* [LISTE DES TÂCHES]
**1.** Recopiez à l'identique le passage de l'article sur la mer Rouge, de « La crise en » à « routes maritimes internationales. ».
**2.** D'après l'article sur la mer Rouge, à quelle date le communiqué de l'Union africaine a-t-il été publié ?
**3.** Reprenez l'article sur la mer Rouge et prolongez-le à partir de sa dernière phrase.

* [TEXTE FOURNI]
- - - - - - -
L’Union africaine (UA) a exprimé son inquiétude face à la détérioration de la situation sécuritaire en mer Rouge. Dans un communiqué publié jeudi 23 juillet, le président de la Commission de l’UA, Mahmoud Ali Youssouf, a condamné les attaques revendiquées par les rebelles houthis contre des pétroliers commerciaux ainsi que leur annonce d’un blocus naval visant l’Arabie saoudite.
La crise en mer Rouge continue de susciter des réactions sur la scène internationale. L’Union africaine s’est à son tour prononcée sur les récentes attaques revendiquées par les Houthis contre des navires commerciaux, qualifiant ces actions de « dangereuse escalade » susceptible d’aggraver les tensions dans une région déjà fragilisée par de nombreux foyers d’instabilité.
Dans sa déclaration, le président de la Commission de l’Union africaine, Mahmoud Ali Youssouf, condamne les attaques contre des pétroliers commerciaux à la suite de l’annonce par les Houthis d’un blocus naval dirigé contre le Royaume d’Arabie saoudite.
Pour l’organisation continentale, ces actes représentent une menace directe pour la paix, la stabilité régionale et la sécurité des routes maritimes internationales.
Un soutien affirmé à l’Arabie saoudite
À travers son communiqué, l’Union africaine a également réaffirmé son soutien à la sécurité, la souveraineté et la stabilité de l’Arabie saoudite et a appelé au respect du droit international.
- - - - - - -
* [DONNÉES FOURNIES]
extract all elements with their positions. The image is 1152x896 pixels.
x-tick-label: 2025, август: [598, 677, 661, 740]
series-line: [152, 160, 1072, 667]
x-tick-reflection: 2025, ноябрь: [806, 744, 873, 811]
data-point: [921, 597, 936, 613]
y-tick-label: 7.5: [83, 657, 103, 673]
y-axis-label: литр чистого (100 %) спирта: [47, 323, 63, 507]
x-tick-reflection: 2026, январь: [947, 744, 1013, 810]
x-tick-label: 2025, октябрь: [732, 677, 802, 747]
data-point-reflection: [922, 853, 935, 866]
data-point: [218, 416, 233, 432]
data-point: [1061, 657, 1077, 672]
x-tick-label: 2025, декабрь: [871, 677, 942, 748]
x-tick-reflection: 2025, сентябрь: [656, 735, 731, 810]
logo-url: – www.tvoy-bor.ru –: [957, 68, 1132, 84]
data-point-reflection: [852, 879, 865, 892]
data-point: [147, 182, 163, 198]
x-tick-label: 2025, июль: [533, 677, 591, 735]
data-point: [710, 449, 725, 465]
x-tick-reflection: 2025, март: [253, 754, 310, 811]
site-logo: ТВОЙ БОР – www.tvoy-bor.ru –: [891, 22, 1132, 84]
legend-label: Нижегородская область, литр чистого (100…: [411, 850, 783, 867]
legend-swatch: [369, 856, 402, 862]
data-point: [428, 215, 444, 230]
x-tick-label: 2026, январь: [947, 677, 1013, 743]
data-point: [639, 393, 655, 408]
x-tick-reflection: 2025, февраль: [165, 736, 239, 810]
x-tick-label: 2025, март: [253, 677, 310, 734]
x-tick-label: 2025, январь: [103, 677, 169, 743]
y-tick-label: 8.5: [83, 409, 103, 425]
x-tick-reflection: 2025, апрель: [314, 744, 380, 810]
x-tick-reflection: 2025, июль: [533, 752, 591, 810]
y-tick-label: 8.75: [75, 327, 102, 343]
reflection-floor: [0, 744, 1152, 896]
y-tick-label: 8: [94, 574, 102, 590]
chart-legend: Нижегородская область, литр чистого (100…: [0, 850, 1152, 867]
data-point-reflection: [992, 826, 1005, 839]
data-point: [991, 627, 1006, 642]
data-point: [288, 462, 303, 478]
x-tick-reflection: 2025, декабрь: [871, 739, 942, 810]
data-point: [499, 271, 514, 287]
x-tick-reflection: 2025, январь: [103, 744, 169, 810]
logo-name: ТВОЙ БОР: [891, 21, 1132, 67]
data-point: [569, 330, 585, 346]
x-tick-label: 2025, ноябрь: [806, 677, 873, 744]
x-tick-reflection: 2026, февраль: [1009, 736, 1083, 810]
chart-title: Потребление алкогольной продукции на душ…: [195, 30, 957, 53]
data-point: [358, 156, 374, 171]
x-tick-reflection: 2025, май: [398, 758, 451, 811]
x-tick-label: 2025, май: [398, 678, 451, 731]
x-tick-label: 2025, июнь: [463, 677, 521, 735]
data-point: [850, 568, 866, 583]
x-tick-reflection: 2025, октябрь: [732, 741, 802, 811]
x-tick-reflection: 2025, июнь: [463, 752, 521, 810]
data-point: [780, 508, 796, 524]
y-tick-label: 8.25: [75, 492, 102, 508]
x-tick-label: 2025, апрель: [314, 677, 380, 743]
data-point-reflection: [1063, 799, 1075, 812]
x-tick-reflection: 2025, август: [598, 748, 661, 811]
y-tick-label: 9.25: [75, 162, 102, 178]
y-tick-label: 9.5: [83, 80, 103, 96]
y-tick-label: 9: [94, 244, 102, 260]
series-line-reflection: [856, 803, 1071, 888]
- - - - - - -
* [RÉPONSES RÉDIGÉES]
**1.**
La crise en mer Rouge continue de susciter des réactions sur la scène internationale. L’Union africaine s’est à son tour prononcée sur les récentes attaques revendiquées par les Houthis contre des navires commerciaux, qualifiant ces actions de « dangereuse escalade » susceptible d’aggraver les tensions dans une région déjà fragilisée par de nombreux foyers d’instabilité.
Dans sa déclaration, le président de la Commission de l’Union africaine, Mahmoud Ali Youssouf, condamne les attaques contre des pétroliers commerciaux à la suite de l’annonce par les Houthis d’un blocus naval dirigé contre le Royaume d’Arabie saoudite.
Pour l’organisation continentale, ces actes représentent une menace directe pour la paix, la stabilité régionale et la sécurité des routes maritimes internationales.

**2.** Le jeudi 23 juillet.

**3.**
L’UA estime que les attaques contre les navires commerciaux et toute tentative d’entraver la liberté de navigation mettent en péril l’une des voies maritimes les plus stratégiques au monde. Elle rappelle que la libre circulation des marchandises constitue un principe fondamental du commerce international et doit être garantie en toutes circonstances.
Une préoccupation majeure pour l’Afrique
Au-delà des considérations diplomatiques, l’Union africaine insiste sur les répercussions que pourrait avoir une aggravation de la crise sur le continent.
La mer Rouge relie l’Afrique, le Moyen-Orient, l’Europe et l’Asie. Une perturbation durable du trafic maritime dans cette zone pourrait entraîner des retards d’approvisionnement, une hausse des coûts du transport maritime et des conséquences sur les prix de nombreuses marchandises importées ou exportées par les pays africains.
L’organisation souligne ainsi que la sécurité de cette route maritime revêt une importance capitale pour les économies africaines, dont plusieurs dépendent fortement des échanges transitant par la mer Rouge et le canal de Suez.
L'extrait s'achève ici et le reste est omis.